--- BEGIN Stored data ---
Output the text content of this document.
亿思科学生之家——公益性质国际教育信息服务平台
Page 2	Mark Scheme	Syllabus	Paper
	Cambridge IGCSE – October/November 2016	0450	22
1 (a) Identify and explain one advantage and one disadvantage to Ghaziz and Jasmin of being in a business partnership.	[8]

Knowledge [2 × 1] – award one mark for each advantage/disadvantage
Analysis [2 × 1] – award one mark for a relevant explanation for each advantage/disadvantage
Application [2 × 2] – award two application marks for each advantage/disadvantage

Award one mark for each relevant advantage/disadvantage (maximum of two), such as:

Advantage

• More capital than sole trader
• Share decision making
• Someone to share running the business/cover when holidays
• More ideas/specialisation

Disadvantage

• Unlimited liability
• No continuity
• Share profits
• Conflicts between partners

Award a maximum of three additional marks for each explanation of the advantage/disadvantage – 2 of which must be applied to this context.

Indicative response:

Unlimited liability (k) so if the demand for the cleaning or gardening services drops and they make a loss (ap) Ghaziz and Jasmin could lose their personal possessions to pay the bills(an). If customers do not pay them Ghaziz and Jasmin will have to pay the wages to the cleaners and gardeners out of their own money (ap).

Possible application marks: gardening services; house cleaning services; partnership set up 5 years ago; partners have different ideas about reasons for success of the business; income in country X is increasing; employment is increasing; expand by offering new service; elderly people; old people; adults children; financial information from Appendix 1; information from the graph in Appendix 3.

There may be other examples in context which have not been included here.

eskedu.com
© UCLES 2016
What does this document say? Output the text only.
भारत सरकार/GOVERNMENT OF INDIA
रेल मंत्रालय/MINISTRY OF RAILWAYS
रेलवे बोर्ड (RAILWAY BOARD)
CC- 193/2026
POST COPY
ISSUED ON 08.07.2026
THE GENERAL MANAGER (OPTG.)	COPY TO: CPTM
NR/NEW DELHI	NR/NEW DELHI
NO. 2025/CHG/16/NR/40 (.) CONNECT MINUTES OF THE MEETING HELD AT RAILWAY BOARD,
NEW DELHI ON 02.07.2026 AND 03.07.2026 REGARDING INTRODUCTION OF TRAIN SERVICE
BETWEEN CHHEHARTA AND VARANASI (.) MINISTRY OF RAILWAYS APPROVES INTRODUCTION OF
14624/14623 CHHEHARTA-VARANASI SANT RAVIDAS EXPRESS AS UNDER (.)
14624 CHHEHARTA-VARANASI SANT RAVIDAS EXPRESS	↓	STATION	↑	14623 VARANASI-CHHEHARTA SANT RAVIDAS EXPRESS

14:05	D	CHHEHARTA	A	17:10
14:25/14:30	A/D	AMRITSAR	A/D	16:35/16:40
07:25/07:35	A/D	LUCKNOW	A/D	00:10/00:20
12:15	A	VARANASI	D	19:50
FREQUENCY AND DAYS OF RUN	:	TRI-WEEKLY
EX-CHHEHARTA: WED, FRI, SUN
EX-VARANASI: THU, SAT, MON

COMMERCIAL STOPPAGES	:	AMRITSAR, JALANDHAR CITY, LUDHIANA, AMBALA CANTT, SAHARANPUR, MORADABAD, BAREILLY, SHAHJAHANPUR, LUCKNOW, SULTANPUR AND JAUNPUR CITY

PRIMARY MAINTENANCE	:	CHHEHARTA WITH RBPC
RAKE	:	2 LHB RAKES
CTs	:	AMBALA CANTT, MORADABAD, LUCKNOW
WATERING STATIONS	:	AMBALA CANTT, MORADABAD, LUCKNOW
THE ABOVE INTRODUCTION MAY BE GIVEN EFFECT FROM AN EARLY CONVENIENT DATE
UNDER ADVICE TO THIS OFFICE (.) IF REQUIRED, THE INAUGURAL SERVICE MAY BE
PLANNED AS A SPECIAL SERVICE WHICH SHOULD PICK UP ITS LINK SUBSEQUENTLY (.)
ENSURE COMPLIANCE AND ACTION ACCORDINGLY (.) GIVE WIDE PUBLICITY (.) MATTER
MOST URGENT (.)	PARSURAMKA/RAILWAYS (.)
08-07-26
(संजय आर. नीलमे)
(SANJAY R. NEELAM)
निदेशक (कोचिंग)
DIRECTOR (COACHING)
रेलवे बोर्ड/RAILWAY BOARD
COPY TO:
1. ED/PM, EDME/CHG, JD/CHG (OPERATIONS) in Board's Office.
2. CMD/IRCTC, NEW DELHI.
--- END Stored data ---
> _Direction_: Copy out every line of the listing that contains the string "EXPRESS".

> _Exercise output_:
14624/14623 CHHEHARTA-VARANASI SANT RAVIDAS EXPRESS AS UNDER (.)
14624 CHHEHARTA-VARANASI SANT RAVIDAS EXPRESS	↓	STATION	↑	14623 VARANASI-CHHEHARTA SANT RAVIDAS EXPRESS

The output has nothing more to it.